What you have to do =>
Pull each line holding the word "Wind" from the data.

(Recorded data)
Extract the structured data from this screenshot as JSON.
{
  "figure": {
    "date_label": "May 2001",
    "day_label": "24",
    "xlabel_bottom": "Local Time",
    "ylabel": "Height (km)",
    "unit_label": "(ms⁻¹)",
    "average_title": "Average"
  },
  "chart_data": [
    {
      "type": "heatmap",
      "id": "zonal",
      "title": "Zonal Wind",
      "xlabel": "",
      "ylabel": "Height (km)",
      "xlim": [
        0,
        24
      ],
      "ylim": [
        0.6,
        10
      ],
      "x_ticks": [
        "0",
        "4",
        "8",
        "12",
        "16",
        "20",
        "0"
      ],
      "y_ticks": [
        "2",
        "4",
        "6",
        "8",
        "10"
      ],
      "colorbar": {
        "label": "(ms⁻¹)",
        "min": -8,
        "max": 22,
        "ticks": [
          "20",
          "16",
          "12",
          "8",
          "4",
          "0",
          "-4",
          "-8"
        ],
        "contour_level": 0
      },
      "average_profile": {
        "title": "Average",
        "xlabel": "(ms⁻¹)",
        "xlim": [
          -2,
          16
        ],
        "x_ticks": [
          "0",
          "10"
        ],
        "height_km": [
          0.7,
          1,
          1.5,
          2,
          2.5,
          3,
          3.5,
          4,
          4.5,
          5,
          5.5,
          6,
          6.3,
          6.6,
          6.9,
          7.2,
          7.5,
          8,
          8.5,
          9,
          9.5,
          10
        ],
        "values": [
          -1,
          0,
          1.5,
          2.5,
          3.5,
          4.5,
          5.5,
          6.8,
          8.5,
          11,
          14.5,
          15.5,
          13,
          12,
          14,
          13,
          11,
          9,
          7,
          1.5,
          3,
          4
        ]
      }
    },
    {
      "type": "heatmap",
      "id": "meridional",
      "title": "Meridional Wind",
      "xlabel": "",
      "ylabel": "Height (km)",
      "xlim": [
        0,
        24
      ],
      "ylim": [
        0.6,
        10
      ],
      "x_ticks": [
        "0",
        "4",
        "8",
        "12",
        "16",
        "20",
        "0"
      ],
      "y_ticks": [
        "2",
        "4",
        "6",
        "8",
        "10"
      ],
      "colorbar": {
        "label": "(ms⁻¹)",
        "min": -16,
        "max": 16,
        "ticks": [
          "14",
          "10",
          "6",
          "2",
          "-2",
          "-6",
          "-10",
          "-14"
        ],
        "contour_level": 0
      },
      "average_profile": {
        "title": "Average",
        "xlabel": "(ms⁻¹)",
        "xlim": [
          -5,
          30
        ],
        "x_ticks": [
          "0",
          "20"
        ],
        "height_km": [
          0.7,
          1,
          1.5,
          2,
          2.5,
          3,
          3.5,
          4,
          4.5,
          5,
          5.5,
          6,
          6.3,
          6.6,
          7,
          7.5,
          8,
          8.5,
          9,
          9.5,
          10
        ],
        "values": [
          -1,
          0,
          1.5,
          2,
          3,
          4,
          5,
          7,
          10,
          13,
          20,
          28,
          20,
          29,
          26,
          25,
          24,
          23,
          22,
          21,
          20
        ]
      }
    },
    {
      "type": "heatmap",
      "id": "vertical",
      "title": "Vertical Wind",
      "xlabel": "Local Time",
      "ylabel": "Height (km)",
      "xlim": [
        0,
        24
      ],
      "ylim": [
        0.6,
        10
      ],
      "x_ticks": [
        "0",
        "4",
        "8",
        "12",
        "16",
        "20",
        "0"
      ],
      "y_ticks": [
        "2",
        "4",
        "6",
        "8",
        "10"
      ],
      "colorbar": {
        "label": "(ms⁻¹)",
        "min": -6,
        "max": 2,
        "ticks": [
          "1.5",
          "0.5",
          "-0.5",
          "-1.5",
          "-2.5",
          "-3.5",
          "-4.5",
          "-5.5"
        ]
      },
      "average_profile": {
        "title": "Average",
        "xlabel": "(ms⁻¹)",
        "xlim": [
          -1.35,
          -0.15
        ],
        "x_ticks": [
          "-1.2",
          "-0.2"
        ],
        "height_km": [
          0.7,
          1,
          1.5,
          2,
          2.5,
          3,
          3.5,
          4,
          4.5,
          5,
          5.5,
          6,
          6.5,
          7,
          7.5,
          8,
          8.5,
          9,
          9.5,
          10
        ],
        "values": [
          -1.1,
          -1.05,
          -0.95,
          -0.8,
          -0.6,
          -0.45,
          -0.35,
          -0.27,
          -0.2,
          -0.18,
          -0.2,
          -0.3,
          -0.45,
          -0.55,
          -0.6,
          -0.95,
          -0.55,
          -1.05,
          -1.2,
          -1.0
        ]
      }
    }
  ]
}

Answer to the exercise =>
      "title": "Zonal Wind",
      "title": "Meridional Wind",
      "title": "Vertical Wind",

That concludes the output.